• [Problem description]: Read the records and gather each line that includes "start".
** BEGIN Recorded data **
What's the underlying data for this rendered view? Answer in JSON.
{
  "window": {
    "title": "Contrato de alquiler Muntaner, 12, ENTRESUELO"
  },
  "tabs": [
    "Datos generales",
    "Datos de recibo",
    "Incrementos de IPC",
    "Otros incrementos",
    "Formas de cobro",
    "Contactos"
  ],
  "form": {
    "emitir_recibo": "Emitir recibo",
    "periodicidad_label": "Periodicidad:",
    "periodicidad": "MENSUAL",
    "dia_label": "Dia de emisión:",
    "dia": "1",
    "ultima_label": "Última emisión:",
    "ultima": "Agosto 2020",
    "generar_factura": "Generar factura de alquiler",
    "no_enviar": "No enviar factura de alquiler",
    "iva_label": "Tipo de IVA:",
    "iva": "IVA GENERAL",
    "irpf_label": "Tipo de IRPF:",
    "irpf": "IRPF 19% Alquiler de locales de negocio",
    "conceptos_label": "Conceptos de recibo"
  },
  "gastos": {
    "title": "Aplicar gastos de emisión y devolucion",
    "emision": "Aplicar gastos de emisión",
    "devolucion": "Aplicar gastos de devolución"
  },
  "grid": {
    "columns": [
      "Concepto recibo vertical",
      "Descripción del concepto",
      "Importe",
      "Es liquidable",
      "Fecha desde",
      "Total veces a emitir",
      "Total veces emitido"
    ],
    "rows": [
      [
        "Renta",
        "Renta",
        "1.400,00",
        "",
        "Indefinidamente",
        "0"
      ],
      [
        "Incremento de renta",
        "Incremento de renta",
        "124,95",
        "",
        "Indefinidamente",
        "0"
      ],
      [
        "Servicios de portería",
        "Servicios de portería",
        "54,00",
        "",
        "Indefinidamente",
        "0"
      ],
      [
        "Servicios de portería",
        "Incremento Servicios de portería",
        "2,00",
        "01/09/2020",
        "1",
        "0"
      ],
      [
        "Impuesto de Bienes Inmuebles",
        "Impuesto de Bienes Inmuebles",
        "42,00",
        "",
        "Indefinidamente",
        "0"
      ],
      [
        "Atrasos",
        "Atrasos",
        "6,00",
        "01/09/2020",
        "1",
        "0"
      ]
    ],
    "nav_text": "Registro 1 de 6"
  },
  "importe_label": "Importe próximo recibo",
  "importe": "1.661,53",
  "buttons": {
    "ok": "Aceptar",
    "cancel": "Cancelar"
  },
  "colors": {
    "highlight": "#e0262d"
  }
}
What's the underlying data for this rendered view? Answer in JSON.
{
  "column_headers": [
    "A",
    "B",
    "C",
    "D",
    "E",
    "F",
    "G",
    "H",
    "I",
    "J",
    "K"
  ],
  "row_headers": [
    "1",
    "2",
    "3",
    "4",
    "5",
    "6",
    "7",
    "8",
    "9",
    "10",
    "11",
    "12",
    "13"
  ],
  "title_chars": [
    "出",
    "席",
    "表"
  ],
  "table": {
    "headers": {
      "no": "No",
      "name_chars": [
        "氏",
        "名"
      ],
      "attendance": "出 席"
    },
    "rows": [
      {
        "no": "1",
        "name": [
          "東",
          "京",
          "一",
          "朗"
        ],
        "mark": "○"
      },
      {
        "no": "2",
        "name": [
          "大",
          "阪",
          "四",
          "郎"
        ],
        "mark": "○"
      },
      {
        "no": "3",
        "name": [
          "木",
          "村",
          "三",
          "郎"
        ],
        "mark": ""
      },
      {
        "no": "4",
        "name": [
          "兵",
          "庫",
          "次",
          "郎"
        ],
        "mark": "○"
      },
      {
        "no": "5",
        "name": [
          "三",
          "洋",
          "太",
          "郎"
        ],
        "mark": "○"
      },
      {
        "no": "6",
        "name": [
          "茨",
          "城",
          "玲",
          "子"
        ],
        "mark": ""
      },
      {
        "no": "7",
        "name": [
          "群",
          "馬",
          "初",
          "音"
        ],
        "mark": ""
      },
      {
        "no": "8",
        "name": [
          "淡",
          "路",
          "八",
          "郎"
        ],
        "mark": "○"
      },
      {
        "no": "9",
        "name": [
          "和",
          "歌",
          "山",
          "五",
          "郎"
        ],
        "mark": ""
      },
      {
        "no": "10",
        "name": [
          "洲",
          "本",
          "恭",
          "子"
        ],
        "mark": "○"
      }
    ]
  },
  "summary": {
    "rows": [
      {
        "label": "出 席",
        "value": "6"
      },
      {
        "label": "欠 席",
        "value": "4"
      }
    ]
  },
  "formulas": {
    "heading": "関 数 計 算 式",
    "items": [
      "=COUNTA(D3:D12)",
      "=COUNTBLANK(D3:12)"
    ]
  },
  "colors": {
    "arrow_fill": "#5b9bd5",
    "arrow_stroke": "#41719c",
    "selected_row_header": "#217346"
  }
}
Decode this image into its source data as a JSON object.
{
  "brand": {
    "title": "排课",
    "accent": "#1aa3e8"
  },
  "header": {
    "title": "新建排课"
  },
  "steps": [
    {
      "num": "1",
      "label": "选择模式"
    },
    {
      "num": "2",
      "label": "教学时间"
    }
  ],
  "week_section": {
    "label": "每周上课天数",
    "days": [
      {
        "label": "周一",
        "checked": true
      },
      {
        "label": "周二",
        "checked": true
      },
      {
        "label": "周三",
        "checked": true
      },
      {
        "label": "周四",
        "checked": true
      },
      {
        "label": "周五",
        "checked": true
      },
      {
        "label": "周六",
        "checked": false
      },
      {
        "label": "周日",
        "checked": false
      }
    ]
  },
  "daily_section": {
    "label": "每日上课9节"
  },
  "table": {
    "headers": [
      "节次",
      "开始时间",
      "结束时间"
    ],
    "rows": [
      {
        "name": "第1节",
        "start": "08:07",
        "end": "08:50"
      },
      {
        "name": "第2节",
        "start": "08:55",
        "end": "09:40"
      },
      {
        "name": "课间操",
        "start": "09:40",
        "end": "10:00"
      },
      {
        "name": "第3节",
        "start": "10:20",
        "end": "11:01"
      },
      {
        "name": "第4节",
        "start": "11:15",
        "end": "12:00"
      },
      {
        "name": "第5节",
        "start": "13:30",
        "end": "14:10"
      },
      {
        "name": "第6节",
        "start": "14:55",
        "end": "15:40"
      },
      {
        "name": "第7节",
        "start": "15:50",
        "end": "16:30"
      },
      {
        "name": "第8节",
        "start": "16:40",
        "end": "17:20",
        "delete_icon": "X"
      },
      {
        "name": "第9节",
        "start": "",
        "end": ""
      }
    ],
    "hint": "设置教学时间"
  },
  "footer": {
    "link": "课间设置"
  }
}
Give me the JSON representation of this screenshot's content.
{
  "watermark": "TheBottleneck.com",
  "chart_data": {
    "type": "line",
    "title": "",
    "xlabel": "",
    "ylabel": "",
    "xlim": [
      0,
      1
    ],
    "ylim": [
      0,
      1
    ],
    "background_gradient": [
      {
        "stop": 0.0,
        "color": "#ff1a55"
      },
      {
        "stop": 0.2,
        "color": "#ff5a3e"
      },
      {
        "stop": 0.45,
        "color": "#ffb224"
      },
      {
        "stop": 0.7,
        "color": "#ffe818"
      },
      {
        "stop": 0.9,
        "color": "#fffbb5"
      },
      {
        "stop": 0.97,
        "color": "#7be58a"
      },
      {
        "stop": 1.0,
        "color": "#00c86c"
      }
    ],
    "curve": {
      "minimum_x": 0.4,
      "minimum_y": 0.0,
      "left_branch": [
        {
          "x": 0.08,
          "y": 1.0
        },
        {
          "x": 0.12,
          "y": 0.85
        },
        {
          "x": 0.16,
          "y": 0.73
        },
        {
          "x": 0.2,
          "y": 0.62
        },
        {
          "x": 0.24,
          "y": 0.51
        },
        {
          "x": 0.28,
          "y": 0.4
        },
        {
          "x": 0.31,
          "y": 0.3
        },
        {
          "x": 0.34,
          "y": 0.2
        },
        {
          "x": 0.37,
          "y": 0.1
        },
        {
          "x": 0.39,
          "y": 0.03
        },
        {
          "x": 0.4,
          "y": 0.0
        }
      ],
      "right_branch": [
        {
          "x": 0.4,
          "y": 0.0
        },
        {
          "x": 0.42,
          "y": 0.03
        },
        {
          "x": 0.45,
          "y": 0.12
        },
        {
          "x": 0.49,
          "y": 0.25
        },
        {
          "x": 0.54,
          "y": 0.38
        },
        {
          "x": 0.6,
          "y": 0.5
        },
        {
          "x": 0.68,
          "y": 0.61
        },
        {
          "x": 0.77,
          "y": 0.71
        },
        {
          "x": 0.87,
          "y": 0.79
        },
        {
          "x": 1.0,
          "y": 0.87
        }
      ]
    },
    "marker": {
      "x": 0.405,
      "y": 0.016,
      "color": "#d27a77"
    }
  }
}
** END Recorded data **
• [Expected output]:
        "start": "08:07",
        "start": "08:55",
        "start": "09:40",
        "start": "10:20",
        "start": "11:15",
        "start": "13:30",
        "start": "14:55",
        "start": "15:50",
        "start": "16:40",
        "start": "",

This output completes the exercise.